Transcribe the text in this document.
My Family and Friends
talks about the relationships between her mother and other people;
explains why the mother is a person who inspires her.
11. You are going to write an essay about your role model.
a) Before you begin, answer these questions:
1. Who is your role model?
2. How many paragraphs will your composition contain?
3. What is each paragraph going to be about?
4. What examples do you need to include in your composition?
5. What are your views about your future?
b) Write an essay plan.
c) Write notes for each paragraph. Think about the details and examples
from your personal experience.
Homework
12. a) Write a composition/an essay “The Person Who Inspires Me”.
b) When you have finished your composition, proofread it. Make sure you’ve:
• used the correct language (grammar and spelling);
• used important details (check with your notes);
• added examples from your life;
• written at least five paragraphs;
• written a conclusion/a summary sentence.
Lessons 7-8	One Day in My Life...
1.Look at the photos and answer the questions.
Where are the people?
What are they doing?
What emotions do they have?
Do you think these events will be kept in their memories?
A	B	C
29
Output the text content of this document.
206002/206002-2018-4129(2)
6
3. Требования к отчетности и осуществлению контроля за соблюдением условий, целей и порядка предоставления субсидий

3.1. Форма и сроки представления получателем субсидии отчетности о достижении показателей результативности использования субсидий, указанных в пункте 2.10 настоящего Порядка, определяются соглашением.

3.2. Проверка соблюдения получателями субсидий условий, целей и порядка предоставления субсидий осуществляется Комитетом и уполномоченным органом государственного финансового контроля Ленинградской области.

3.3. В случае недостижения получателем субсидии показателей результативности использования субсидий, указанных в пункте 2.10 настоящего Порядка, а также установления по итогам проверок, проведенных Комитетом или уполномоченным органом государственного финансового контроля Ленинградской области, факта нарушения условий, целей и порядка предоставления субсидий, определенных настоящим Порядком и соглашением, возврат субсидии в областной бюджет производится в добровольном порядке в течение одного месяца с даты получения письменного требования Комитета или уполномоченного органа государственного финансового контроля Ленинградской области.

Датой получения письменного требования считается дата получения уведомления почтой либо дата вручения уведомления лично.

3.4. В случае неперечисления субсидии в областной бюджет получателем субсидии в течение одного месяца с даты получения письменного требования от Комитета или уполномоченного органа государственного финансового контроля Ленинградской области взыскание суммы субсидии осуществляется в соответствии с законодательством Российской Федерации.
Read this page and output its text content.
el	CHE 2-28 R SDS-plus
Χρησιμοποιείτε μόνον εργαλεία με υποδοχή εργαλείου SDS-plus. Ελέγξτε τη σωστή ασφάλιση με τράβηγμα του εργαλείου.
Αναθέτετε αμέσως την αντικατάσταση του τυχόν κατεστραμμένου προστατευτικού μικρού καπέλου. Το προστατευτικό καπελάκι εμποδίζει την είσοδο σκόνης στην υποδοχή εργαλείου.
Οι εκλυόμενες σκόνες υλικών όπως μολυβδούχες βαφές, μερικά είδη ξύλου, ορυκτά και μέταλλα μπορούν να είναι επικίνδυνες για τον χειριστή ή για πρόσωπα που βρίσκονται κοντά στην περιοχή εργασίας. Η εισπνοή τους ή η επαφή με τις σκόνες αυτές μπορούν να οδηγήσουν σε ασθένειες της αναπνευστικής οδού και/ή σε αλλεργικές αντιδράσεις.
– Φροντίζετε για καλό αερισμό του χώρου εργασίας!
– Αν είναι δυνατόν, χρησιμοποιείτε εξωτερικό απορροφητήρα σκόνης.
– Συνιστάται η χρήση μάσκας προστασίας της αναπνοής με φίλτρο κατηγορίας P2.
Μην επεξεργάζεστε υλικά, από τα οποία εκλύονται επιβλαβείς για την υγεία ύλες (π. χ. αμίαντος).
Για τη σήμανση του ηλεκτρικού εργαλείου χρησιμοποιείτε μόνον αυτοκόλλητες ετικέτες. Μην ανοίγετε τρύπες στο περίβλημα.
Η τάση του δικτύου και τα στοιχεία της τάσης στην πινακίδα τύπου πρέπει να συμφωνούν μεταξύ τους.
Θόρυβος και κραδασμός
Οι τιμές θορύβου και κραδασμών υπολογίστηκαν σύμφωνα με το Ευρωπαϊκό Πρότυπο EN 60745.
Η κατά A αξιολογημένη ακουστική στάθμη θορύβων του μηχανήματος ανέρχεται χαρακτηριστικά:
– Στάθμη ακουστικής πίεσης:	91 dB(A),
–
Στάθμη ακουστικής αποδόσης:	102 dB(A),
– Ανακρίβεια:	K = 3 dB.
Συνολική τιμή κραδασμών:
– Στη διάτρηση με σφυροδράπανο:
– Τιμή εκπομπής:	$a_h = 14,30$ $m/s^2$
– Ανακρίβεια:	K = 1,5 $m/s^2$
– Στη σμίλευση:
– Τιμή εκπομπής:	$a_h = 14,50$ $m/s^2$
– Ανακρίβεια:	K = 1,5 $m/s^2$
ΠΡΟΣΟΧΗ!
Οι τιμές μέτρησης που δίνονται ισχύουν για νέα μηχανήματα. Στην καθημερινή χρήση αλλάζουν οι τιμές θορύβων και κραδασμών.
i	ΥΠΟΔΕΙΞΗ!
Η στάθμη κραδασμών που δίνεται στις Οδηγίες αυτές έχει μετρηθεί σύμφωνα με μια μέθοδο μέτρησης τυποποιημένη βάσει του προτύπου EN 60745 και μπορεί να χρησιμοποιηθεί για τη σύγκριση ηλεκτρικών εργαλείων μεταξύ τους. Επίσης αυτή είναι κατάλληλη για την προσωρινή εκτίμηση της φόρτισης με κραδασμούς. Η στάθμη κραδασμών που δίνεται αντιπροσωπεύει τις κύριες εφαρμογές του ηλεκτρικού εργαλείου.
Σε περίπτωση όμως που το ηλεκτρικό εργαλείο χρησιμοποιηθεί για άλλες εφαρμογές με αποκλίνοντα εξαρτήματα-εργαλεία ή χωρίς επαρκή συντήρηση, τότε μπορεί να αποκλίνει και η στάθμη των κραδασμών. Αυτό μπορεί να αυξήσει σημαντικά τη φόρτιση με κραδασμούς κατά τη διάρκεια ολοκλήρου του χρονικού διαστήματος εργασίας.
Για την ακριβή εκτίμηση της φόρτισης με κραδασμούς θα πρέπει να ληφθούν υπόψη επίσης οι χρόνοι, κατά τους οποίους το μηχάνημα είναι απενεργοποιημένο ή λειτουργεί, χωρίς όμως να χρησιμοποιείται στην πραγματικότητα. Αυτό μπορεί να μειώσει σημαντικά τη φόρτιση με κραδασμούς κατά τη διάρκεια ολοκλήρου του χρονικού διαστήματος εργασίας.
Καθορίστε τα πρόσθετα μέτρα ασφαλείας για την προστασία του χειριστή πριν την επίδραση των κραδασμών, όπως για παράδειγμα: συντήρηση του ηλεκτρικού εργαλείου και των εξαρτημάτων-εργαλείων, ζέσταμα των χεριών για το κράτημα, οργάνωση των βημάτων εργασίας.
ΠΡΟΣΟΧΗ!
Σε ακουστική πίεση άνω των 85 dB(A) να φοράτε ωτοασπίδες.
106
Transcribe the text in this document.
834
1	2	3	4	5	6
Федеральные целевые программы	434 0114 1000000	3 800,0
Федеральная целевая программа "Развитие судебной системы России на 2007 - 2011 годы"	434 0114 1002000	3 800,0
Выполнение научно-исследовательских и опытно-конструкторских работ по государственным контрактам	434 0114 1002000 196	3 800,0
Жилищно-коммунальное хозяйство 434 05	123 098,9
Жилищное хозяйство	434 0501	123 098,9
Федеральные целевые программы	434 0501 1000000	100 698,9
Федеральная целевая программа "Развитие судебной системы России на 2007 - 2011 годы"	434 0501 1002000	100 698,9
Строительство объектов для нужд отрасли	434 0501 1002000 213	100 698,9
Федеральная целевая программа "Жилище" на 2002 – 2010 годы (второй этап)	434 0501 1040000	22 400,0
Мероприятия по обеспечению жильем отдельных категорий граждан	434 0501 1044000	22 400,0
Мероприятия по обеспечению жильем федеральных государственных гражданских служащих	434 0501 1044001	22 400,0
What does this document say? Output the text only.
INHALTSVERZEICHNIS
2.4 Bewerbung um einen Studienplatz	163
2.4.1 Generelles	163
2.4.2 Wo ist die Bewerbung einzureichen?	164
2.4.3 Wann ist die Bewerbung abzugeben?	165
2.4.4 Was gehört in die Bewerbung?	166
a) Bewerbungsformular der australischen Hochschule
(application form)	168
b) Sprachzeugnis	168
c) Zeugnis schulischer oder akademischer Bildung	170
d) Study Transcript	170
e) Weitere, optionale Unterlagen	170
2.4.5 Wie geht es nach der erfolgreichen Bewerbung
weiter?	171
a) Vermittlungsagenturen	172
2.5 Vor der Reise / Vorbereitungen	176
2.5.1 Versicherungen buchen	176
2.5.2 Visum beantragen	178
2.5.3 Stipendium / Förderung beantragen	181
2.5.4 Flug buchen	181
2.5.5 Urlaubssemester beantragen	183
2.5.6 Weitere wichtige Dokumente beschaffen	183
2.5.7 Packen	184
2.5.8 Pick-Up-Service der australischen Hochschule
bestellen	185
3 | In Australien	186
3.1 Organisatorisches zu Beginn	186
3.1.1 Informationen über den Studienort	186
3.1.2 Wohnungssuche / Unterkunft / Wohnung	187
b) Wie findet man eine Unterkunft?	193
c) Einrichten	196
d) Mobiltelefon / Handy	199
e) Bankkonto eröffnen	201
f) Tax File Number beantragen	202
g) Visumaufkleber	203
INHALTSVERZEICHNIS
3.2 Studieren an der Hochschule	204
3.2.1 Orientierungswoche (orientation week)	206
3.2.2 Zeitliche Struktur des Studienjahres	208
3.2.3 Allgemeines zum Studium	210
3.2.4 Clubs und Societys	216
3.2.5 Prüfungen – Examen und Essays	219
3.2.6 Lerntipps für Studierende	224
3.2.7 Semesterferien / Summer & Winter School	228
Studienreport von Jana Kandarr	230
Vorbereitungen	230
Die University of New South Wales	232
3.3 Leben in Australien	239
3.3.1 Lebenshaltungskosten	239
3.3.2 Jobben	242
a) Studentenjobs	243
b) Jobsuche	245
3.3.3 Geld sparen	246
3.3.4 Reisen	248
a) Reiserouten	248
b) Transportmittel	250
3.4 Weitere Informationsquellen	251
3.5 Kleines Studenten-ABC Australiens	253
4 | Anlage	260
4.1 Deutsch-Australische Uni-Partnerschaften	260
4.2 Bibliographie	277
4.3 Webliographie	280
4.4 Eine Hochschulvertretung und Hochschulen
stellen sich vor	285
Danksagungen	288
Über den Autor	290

§ Written instruction:
Copy out every line holding the string "beantragen".

§ Solution:
2.5.2 Visum beantragen	178
2.5.3 Stipendium / Förderung beantragen	181
2.5.5 Urlaubssemester beantragen	183
f) Tax File Number beantragen	202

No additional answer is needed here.